## TASK BRIEF
Extract the data exactly, missing nothing.

»»

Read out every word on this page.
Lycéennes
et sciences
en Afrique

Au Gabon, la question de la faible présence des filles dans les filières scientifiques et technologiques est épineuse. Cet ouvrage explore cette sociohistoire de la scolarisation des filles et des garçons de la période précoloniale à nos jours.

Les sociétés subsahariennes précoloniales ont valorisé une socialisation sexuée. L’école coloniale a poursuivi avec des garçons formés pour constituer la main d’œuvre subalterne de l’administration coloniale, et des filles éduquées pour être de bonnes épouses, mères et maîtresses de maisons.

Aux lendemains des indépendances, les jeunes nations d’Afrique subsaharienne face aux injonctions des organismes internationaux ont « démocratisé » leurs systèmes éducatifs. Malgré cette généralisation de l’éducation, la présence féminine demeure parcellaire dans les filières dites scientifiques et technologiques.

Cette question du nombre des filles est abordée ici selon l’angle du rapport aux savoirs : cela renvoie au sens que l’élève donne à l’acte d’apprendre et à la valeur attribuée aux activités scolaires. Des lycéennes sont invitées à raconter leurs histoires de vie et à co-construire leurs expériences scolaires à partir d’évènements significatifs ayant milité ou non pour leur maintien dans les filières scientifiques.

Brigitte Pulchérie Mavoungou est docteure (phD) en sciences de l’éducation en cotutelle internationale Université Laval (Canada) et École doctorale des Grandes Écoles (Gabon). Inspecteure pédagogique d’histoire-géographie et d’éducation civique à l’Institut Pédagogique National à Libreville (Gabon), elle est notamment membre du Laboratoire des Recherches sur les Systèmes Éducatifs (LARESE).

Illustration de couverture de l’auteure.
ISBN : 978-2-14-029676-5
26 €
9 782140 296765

««

## ANSWER BELOW
Read out every word on this page.
Lycéennes
et sciences
en Afrique

Au Gabon, la question de la faible présence des filles dans les filières scientifiques et technologiques est épineuse. Cet ouvrage explore cette sociohistoire de la scolarisation des filles et des garçons de la période précoloniale à nos jours.

Les sociétés subsahariennes précoloniales ont valorisé une socialisation sexuée. L’école coloniale a poursuivi avec des garçons formés pour constituer la main d’œuvre subalterne de l’administration coloniale, et des filles éduquées pour être de bonnes épouses, mères et maîtresses de maisons.

Aux lendemains des indépendances, les jeunes nations d’Afrique subsaharienne face aux injonctions des organismes internationaux ont « démocratisé » leurs systèmes éducatifs. Malgré cette généralisation de l’éducation, la présence féminine demeure parcellaire dans les filières dites scientifiques et technologiques.

Cette question du nombre des filles est abordée ici selon l’angle du rapport aux savoirs : cela renvoie au sens que l’élève donne à l’acte d’apprendre et à la valeur attribuée aux activités scolaires. Des lycéennes sont invitées à raconter leurs histoires de vie et à co-construire leurs expériences scolaires à partir d’évènements significatifs ayant milité ou non pour leur maintien dans les filières scientifiques.

Brigitte Pulchérie Mavoungou est docteure (phD) en sciences de l’éducation en cotutelle internationale Université Laval (Canada) et École doctorale des Grandes Écoles (Gabon). Inspecteure pédagogique d’histoire-géographie et d’éducation civique à l’Institut Pédagogique National à Libreville (Gabon), elle est notamment membre du Laboratoire des Recherches sur les Systèmes Éducatifs (LARESE).

Illustration de couverture de l’auteure.
ISBN : 978-2-14-029676-5
26 €
9 782140 296765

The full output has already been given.